Records excerpted from a collection
########
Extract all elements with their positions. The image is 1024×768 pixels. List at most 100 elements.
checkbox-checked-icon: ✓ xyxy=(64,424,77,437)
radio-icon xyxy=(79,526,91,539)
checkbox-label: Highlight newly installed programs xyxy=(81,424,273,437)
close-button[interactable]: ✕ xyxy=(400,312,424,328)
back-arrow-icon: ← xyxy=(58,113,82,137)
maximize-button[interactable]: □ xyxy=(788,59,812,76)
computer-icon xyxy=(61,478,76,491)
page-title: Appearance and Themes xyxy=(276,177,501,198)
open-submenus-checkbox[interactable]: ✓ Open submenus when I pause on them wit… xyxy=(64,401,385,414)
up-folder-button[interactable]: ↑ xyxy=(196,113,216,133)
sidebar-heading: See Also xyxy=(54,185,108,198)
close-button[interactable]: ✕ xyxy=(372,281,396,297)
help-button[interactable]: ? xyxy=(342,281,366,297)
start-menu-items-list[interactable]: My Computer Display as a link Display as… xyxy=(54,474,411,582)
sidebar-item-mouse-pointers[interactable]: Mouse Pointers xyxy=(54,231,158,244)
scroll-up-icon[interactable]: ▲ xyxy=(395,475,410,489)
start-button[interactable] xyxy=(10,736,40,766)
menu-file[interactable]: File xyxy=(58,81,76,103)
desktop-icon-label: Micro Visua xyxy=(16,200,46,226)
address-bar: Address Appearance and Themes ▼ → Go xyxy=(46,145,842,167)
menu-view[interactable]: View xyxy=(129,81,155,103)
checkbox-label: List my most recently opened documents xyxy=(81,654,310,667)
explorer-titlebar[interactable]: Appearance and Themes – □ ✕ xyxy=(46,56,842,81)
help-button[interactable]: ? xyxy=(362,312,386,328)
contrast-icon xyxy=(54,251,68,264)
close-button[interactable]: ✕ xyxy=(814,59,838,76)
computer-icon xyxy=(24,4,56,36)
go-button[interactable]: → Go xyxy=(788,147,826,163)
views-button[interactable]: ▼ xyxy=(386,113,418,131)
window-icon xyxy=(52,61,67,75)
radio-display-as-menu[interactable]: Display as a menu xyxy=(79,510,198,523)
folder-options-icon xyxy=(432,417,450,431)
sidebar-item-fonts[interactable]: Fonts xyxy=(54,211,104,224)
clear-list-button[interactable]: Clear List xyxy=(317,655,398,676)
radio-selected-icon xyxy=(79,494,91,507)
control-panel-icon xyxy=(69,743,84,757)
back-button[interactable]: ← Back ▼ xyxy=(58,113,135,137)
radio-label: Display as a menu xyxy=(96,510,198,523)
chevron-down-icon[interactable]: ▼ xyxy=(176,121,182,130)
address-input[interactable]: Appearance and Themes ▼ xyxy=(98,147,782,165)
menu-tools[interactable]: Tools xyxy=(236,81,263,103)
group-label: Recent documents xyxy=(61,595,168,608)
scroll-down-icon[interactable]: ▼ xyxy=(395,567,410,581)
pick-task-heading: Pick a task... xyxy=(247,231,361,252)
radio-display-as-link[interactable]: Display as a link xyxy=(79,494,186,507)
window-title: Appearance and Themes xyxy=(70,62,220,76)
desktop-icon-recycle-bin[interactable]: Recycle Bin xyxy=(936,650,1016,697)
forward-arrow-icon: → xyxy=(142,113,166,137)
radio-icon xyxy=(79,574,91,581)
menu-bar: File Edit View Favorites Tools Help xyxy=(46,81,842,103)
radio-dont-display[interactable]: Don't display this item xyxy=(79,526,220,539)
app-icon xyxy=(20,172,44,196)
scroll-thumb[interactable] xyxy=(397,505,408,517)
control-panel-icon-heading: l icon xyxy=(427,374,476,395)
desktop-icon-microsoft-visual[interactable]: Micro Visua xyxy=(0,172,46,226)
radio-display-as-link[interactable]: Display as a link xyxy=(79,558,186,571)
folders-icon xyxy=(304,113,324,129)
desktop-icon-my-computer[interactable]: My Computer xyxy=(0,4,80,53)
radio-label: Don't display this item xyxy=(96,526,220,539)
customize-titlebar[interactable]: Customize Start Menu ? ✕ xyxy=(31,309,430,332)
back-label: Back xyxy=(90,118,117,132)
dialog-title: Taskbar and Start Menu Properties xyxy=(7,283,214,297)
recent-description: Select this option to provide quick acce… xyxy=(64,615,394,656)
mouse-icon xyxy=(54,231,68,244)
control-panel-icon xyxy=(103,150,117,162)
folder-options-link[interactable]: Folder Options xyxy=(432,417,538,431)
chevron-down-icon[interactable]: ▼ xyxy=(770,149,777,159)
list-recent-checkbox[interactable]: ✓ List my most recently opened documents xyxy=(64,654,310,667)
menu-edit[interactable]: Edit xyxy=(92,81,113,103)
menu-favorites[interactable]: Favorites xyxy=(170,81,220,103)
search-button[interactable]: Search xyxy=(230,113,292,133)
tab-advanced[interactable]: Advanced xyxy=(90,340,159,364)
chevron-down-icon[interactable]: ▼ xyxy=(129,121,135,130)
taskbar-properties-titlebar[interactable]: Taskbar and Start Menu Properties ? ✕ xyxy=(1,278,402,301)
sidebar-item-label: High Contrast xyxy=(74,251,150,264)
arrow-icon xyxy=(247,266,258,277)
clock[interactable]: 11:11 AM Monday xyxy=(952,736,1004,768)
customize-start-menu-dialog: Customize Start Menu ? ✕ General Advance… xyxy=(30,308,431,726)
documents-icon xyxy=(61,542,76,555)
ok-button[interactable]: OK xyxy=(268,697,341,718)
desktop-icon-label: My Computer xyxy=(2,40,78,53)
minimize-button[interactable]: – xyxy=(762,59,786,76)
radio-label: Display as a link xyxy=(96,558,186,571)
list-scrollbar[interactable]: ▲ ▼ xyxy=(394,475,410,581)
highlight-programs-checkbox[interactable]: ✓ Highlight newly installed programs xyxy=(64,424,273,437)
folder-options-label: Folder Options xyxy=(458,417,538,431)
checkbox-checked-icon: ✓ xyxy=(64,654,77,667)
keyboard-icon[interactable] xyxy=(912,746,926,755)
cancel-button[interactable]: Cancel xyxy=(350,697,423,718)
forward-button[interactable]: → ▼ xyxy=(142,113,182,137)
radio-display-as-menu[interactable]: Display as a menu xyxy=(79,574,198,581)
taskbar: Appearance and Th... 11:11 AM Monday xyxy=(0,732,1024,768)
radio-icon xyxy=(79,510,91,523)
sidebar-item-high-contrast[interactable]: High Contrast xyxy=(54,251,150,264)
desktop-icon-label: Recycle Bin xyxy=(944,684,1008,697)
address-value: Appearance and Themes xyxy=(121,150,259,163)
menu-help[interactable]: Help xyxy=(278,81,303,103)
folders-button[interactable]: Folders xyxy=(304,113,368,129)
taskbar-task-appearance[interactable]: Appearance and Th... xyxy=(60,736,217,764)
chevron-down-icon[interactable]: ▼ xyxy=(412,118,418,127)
########
### Directions
Please reproduce the entire listing above, line for line, without changing anything.

### Response to the task
Extract all elements with their positions. The image is 1024×768 pixels. List at most 100 elements.
checkbox-checked-icon: ✓ xyxy=(64,424,77,437)
radio-icon xyxy=(79,526,91,539)
checkbox-label: Highlight newly installed programs xyxy=(81,424,273,437)
close-button[interactable]: ✕ xyxy=(400,312,424,328)
back-arrow-icon: ← xyxy=(58,113,82,137)
maximize-button[interactable]: □ xyxy=(788,59,812,76)
computer-icon xyxy=(61,478,76,491)
page-title: Appearance and Themes xyxy=(276,177,501,198)
open-submenus-checkbox[interactable]: ✓ Open submenus when I pause on them wit… xyxy=(64,401,385,414)
up-folder-button[interactable]: ↑ xyxy=(196,113,216,133)
sidebar-heading: See Also xyxy=(54,185,108,198)
close-button[interactable]: ✕ xyxy=(372,281,396,297)
help-button[interactable]: ? xyxy=(342,281,366,297)
start-menu-items-list[interactable]: My Computer Display as a link Display as… xyxy=(54,474,411,582)
sidebar-item-mouse-pointers[interactable]: Mouse Pointers xyxy=(54,231,158,244)
scroll-up-icon[interactable]: ▲ xyxy=(395,475,410,489)
start-button[interactable] xyxy=(10,736,40,766)
menu-file[interactable]: File xyxy=(58,81,76,103)
desktop-icon-label: Micro Visua xyxy=(16,200,46,226)
address-bar: Address Appearance and Themes ▼ → Go xyxy=(46,145,842,167)
menu-view[interactable]: View xyxy=(129,81,155,103)
checkbox-label: List my most recently opened documents xyxy=(81,654,310,667)
explorer-titlebar[interactable]: Appearance and Themes – □ ✕ xyxy=(46,56,842,81)
help-button[interactable]: ? xyxy=(362,312,386,328)
contrast-icon xyxy=(54,251,68,264)
close-button[interactable]: ✕ xyxy=(814,59,838,76)
computer-icon xyxy=(24,4,56,36)
go-button[interactable]: → Go xyxy=(788,147,826,163)
views-button[interactable]: ▼ xyxy=(386,113,418,131)
window-icon xyxy=(52,61,67,75)
radio-display-as-menu[interactable]: Display as a menu xyxy=(79,510,198,523)
folder-options-icon xyxy=(432,417,450,431)
sidebar-item-fonts[interactable]: Fonts xyxy=(54,211,104,224)
clear-list-button[interactable]: Clear List xyxy=(317,655,398,676)
radio-selected-icon xyxy=(79,494,91,507)
control-panel-icon xyxy=(69,743,84,757)
back-button[interactable]: ← Back ▼ xyxy=(58,113,135,137)
radio-label: Display as a menu xyxy=(96,510,198,523)
chevron-down-icon[interactable]: ▼ xyxy=(176,121,182,130)
address-input[interactable]: Appearance and Themes ▼ xyxy=(98,147,782,165)
menu-tools[interactable]: Tools xyxy=(236,81,263,103)
group-label: Recent documents xyxy=(61,595,168,608)
scroll-down-icon[interactable]: ▼ xyxy=(395,567,410,581)
pick-task-heading: Pick a task... xyxy=(247,231,361,252)
radio-display-as-link[interactable]: Display as a link xyxy=(79,494,186,507)
window-title: Appearance and Themes xyxy=(70,62,220,76)
desktop-icon-recycle-bin[interactable]: Recycle Bin xyxy=(936,650,1016,697)
forward-arrow-icon: → xyxy=(142,113,166,137)
radio-icon xyxy=(79,574,91,581)
menu-bar: File Edit View Favorites Tools Help xyxy=(46,81,842,103)
radio-dont-display[interactable]: Don't display this item xyxy=(79,526,220,539)
app-icon xyxy=(20,172,44,196)
scroll-thumb[interactable] xyxy=(397,505,408,517)
control-panel-icon-heading: l icon xyxy=(427,374,476,395)
desktop-icon-microsoft-visual[interactable]: Micro Visua xyxy=(0,172,46,226)
radio-display-as-link[interactable]: Display as a link xyxy=(79,558,186,571)
folders-icon xyxy=(304,113,324,129)
desktop-icon-my-computer[interactable]: My Computer xyxy=(0,4,80,53)
radio-label: Don't display this item xyxy=(96,526,220,539)
customize-titlebar[interactable]: Customize Start Menu ? ✕ xyxy=(31,309,430,332)
back-label: Back xyxy=(90,118,117,132)
dialog-title: Taskbar and Start Menu Properties xyxy=(7,283,214,297)
recent-description: Select this option to provide quick acce… xyxy=(64,615,394,656)
mouse-icon xyxy=(54,231,68,244)
control-panel-icon xyxy=(103,150,117,162)
folder-options-link[interactable]: Folder Options xyxy=(432,417,538,431)
chevron-down-icon[interactable]: ▼ xyxy=(770,149,777,159)
list-recent-checkbox[interactable]: ✓ List my most recently opened documents xyxy=(64,654,310,667)
menu-edit[interactable]: Edit xyxy=(92,81,113,103)
menu-favorites[interactable]: Favorites xyxy=(170,81,220,103)
search-button[interactable]: Search xyxy=(230,113,292,133)
tab-advanced[interactable]: Advanced xyxy=(90,340,159,364)
chevron-down-icon[interactable]: ▼ xyxy=(129,121,135,130)
taskbar-properties-titlebar[interactable]: Taskbar and Start Menu Properties ? ✕ xyxy=(1,278,402,301)
sidebar-item-label: High Contrast xyxy=(74,251,150,264)
arrow-icon xyxy=(247,266,258,277)
clock[interactable]: 11:11 AM Monday xyxy=(952,736,1004,768)
customize-start-menu-dialog: Customize Start Menu ? ✕ General Advance… xyxy=(30,308,431,726)
documents-icon xyxy=(61,542,76,555)
ok-button[interactable]: OK xyxy=(268,697,341,718)
desktop-icon-label: My Computer xyxy=(2,40,78,53)
minimize-button[interactable]: – xyxy=(762,59,786,76)
radio-label: Display as a link xyxy=(96,558,186,571)
list-scrollbar[interactable]: ▲ ▼ xyxy=(394,475,410,581)
highlight-programs-checkbox[interactable]: ✓ Highlight newly installed programs xyxy=(64,424,273,437)
folder-options-label: Folder Options xyxy=(458,417,538,431)
checkbox-checked-icon: ✓ xyxy=(64,654,77,667)
keyboard-icon[interactable] xyxy=(912,746,926,755)
cancel-button[interactable]: Cancel xyxy=(350,697,423,718)
forward-button[interactable]: → ▼ xyxy=(142,113,182,137)
radio-display-as-menu[interactable]: Display as a menu xyxy=(79,574,198,581)
taskbar: Appearance and Th... 11:11 AM Monday xyxy=(0,732,1024,768)
radio-icon xyxy=(79,510,91,523)
sidebar-item-high-contrast[interactable]: High Contrast xyxy=(54,251,150,264)
desktop-icon-label: Recycle Bin xyxy=(944,684,1008,697)
address-value: Appearance and Themes xyxy=(121,150,259,163)
menu-help[interactable]: Help xyxy=(278,81,303,103)
folders-button[interactable]: Folders xyxy=(304,113,368,129)
taskbar-task-appearance[interactable]: Appearance and Th... xyxy=(60,736,217,764)
chevron-down-icon[interactable]: ▼ xyxy=(412,118,418,127)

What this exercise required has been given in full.